------ Supplied data ------
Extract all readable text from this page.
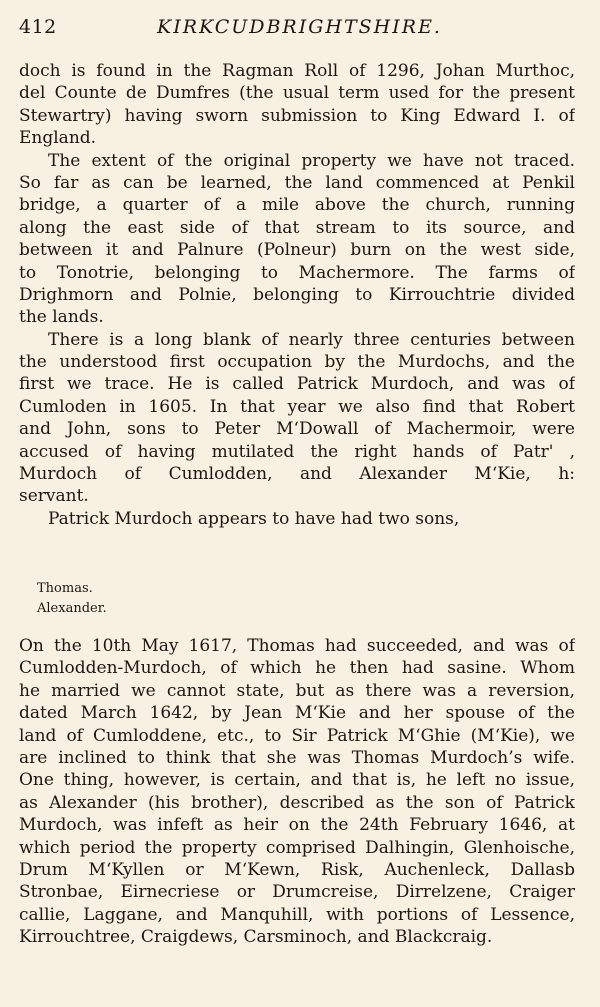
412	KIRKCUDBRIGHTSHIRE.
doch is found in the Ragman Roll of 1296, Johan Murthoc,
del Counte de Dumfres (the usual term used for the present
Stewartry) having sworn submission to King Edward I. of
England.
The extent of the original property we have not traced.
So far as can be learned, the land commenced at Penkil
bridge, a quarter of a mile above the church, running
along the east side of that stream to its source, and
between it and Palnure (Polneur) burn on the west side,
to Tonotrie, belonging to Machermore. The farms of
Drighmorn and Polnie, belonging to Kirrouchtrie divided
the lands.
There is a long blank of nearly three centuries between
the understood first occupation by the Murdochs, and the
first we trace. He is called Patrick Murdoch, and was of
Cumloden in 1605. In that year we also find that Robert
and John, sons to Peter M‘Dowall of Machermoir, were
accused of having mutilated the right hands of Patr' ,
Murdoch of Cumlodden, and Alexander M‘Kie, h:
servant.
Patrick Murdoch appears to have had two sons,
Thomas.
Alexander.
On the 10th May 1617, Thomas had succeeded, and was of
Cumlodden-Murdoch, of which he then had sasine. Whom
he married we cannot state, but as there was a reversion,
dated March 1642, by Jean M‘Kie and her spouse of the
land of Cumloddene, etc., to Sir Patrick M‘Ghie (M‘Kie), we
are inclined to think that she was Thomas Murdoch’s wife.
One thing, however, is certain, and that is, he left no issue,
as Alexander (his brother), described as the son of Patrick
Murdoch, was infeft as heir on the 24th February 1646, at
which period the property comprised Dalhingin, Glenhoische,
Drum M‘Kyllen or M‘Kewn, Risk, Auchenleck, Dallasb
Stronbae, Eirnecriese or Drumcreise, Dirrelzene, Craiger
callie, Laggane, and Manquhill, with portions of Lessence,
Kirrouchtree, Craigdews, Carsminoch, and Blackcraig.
------
------ Supplied data ------
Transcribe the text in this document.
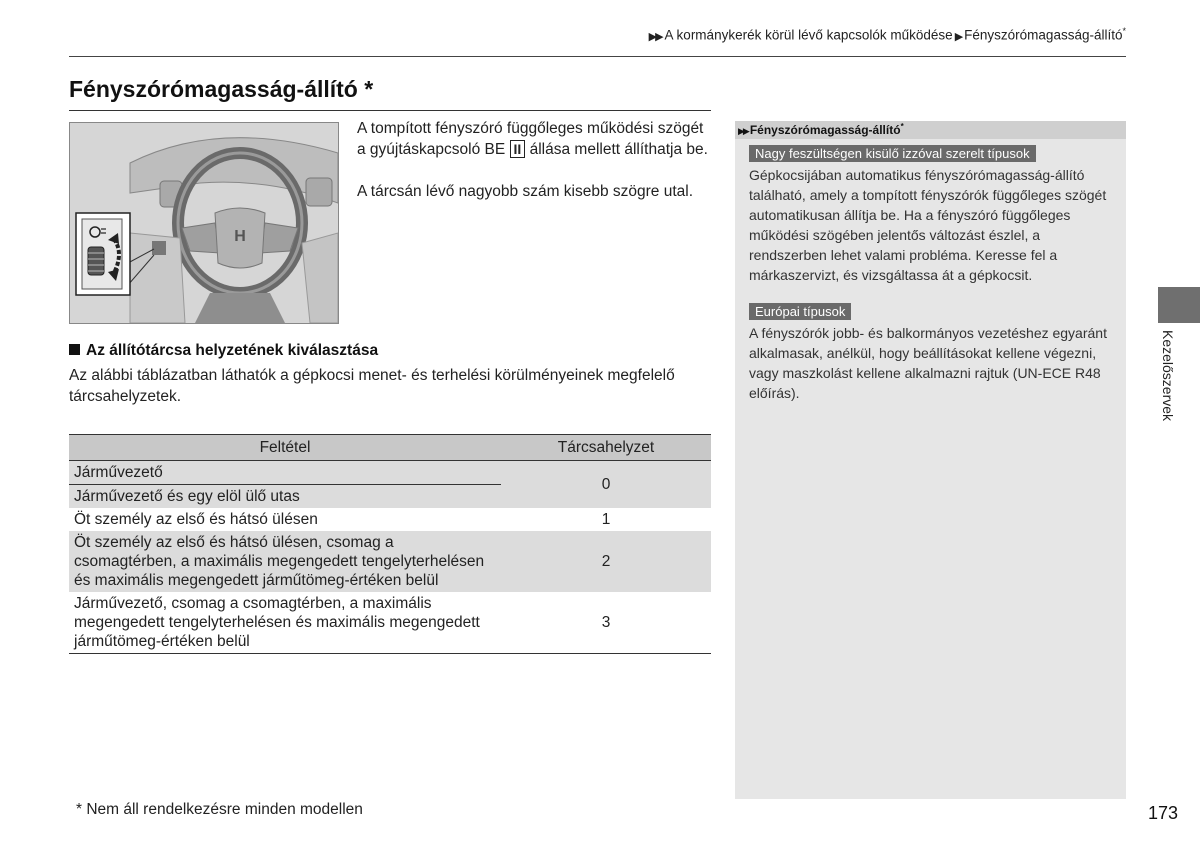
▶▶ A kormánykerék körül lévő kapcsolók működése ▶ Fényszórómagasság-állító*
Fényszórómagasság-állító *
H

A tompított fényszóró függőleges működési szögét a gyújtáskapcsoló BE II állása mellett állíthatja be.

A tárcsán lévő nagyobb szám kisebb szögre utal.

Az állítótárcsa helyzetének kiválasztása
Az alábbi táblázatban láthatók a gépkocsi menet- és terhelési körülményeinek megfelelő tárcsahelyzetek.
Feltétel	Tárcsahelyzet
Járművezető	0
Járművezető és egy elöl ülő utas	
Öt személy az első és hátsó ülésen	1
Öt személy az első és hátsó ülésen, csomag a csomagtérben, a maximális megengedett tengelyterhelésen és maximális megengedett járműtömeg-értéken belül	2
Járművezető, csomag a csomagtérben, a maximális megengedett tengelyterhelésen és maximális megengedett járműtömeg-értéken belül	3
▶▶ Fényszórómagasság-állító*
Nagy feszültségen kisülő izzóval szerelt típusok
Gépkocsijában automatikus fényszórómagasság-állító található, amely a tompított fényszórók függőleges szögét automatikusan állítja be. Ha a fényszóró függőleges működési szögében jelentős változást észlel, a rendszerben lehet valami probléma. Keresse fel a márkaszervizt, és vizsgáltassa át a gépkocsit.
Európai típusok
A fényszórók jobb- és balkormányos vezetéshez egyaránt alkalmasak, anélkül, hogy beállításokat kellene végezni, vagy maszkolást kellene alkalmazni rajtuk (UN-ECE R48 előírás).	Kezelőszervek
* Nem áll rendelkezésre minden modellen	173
------
Problem to solve -
Looking at the material above, count the lines that hold "this" and give the total alone.

Solution -
2